Material provided

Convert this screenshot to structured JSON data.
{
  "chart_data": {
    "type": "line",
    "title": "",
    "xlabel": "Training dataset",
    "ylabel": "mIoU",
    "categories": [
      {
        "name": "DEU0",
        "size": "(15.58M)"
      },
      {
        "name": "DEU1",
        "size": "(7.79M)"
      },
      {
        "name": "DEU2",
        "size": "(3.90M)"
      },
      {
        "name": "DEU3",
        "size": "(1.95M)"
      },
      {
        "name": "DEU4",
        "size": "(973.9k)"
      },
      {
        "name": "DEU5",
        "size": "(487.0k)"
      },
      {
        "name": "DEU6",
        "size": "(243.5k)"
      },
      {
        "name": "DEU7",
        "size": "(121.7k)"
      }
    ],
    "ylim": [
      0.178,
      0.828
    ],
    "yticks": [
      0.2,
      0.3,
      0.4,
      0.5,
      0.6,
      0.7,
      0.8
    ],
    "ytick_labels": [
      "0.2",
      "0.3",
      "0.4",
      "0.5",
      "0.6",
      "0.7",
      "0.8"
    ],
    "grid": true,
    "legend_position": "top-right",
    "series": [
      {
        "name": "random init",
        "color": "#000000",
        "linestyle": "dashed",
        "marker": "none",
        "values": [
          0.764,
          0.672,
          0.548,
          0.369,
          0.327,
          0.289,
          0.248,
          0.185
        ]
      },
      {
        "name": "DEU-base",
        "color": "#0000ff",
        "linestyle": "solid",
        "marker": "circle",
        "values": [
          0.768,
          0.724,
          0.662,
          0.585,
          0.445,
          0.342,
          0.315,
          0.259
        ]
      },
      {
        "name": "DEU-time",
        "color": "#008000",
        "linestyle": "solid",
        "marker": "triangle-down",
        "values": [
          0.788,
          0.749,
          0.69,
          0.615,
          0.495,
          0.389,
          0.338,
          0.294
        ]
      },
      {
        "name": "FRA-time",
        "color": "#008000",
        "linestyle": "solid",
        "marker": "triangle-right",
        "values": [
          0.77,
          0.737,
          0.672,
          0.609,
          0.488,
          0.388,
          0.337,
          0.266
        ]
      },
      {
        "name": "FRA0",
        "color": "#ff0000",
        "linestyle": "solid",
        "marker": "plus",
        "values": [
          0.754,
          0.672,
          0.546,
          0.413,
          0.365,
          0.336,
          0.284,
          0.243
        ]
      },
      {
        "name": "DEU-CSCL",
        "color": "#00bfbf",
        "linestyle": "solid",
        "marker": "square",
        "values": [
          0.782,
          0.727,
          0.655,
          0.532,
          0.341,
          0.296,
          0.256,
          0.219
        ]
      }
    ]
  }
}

What to do
Your task is to transcribe the material exactly.

Answer to this task
Convert this screenshot to structured JSON data.
{
  "chart_data": {
    "type": "line",
    "title": "",
    "xlabel": "Training dataset",
    "ylabel": "mIoU",
    "categories": [
      {
        "name": "DEU0",
        "size": "(15.58M)"
      },
      {
        "name": "DEU1",
        "size": "(7.79M)"
      },
      {
        "name": "DEU2",
        "size": "(3.90M)"
      },
      {
        "name": "DEU3",
        "size": "(1.95M)"
      },
      {
        "name": "DEU4",
        "size": "(973.9k)"
      },
      {
        "name": "DEU5",
        "size": "(487.0k)"
      },
      {
        "name": "DEU6",
        "size": "(243.5k)"
      },
      {
        "name": "DEU7",
        "size": "(121.7k)"
      }
    ],
    "ylim": [
      0.178,
      0.828
    ],
    "yticks": [
      0.2,
      0.3,
      0.4,
      0.5,
      0.6,
      0.7,
      0.8
    ],
    "ytick_labels": [
      "0.2",
      "0.3",
      "0.4",
      "0.5",
      "0.6",
      "0.7",
      "0.8"
    ],
    "grid": true,
    "legend_position": "top-right",
    "series": [
      {
        "name": "random init",
        "color": "#000000",
        "linestyle": "dashed",
        "marker": "none",
        "values": [
          0.764,
          0.672,
          0.548,
          0.369,
          0.327,
          0.289,
          0.248,
          0.185
        ]
      },
      {
        "name": "DEU-base",
        "color": "#0000ff",
        "linestyle": "solid",
        "marker": "circle",
        "values": [
          0.768,
          0.724,
          0.662,
          0.585,
          0.445,
          0.342,
          0.315,
          0.259
        ]
      },
      {
        "name": "DEU-time",
        "color": "#008000",
        "linestyle": "solid",
        "marker": "triangle-down",
        "values": [
          0.788,
          0.749,
          0.69,
          0.615,
          0.495,
          0.389,
          0.338,
          0.294
        ]
      },
      {
        "name": "FRA-time",
        "color": "#008000",
        "linestyle": "solid",
        "marker": "triangle-right",
        "values": [
          0.77,
          0.737,
          0.672,
          0.609,
          0.488,
          0.388,
          0.337,
          0.266
        ]
      },
      {
        "name": "FRA0",
        "color": "#ff0000",
        "linestyle": "solid",
        "marker": "plus",
        "values": [
          0.754,
          0.672,
          0.546,
          0.413,
          0.365,
          0.336,
          0.284,
          0.243
        ]
      },
      {
        "name": "DEU-CSCL",
        "color": "#00bfbf",
        "linestyle": "solid",
        "marker": "square",
        "values": [
          0.782,
          0.727,
          0.655,
          0.532,
          0.341,
          0.296,
          0.256,
          0.219
        ]
      }
    ]
  }
}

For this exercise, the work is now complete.